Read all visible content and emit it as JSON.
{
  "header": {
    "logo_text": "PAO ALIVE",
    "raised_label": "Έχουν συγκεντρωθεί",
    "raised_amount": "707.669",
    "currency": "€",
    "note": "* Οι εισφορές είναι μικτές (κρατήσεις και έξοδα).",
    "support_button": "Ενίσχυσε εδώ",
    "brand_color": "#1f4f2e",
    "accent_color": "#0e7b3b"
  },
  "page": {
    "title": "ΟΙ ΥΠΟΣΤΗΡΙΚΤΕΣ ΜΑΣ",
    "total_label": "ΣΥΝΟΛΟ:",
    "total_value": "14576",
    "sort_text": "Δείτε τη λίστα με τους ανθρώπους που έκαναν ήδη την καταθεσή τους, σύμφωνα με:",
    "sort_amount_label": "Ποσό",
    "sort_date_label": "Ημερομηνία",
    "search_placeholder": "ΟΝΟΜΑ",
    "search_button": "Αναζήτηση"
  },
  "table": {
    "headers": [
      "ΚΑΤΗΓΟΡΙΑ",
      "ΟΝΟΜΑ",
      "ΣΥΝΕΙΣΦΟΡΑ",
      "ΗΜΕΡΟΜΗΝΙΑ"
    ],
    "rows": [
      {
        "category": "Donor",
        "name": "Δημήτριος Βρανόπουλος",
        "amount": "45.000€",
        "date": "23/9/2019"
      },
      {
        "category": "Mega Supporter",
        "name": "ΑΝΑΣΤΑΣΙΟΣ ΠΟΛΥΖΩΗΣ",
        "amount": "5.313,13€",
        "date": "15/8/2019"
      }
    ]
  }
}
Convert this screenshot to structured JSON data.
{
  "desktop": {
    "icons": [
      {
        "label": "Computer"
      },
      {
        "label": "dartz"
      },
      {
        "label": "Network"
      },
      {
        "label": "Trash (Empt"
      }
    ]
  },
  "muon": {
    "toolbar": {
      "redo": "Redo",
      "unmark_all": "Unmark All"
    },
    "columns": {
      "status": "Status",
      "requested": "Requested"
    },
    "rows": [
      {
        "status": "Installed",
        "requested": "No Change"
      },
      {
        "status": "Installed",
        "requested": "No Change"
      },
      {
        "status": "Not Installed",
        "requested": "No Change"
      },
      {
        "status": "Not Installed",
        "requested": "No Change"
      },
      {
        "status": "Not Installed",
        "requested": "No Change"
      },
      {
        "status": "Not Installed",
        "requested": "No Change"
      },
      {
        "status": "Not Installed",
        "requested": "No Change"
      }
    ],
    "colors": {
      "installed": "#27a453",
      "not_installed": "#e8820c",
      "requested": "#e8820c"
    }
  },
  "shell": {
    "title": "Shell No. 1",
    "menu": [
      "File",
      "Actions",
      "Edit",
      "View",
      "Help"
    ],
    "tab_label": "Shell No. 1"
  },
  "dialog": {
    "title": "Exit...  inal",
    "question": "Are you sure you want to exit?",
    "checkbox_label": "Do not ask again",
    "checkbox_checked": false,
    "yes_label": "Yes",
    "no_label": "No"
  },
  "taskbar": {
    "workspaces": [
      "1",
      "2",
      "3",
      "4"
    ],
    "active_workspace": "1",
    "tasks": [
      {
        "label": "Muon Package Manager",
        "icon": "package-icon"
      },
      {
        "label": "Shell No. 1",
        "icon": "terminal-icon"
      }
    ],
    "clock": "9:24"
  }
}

▶ [Requirements]:
Pick out every line above that holds the word "JSON" and copy it.

▶ [Problem solution]:
Read all visible content and emit it as JSON.
Convert this screenshot to structured JSON data.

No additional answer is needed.